Exercise: Check every line of the entries that follow, and copy the ones containing "travel".
--- Start ---
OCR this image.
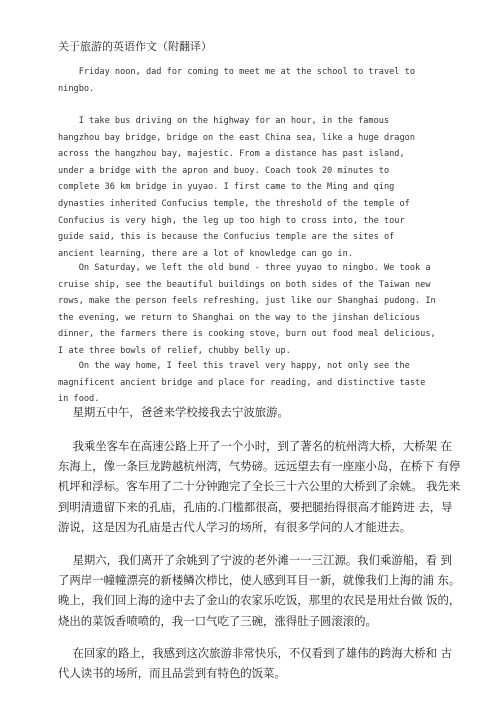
关于旅游的英语作文（附翻译）
Friday noon, dad for coming to meet me at the school to travel to
ningbo.
I take bus driving on the highway for an hour, in the famous
hangzhou bay bridge, bridge on the east China sea, like a huge dragon
across the hangzhou bay, majestic. From a distance has past island,
under a bridge with the apron and buoy. Coach took 20 minutes to
complete 36 km bridge in yuyao. I first came to the Ming and qing
dynasties inherited Confucius temple, the threshold of the temple of
Confucius is very high, the leg up too high to cross into, the tour
guide said, this is because the Confucius temple are the sites of
ancient learning, there are a lot of knowledge can go in.
On Saturday, we left the old bund - three yuyao to ningbo. We took a
cruise ship, see the beautiful buildings on both sides of the Taiwan new
rows, make the person feels refreshing, just like our Shanghai pudong. In
the evening, we return to Shanghai on the way to the jinshan delicious
dinner, the farmers there is cooking stove, burn out food meal delicious,
I ate three bowls of relief, chubby belly up.
On the way home, I feel this travel very happy, not only see the
magnificent ancient bridge and place for reading, and distinctive taste
in food.
星期五中午，爸爸来学校接我去宁波旅游。
我乘坐客车在高速公路上开了一个小时，到了著名的杭州湾大桥，大桥架 在
东海上，像一条巨龙跨越杭州湾，气势磅。远远望去有一座座小岛，在桥下 有停
机坪和浮标。客车用了二十分钟跑完了全长三十六公里的大桥到了余姚。 我先来
到明清遗留下来的孔庙，孔庙的.门槛都很高，要把腿抬得很高才能跨进 去，导
游说，这是因为孔庙是古代人学习的场所，有很多学问的人才能进去。
星期六，我们离开了余姚到了宁波的老外滩一一三江源。我们乘游船，看 到
了两岸一幢幢漂亮的新楼鳞次栉比，使人感到耳目一新，就像我们上海的浦 东。
晚上，我们回上海的途中去了金山的农家乐吃饭，那里的农民是用灶台做 饭的，
烧出的菜饭香喷喷的，我一口气吃了三碗，涨得肚子圆滚滚的。
在回家的路上，我感到这次旅游非常快乐，不仅看到了雄伟的跨海大桥和 古
代人读书的场所，而且品尝到有特色的饭菜。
--- End ---
Full answer:
Friday noon, dad for coming to meet me at the school to travel to
On the way home, I feel this travel very happy, not only see the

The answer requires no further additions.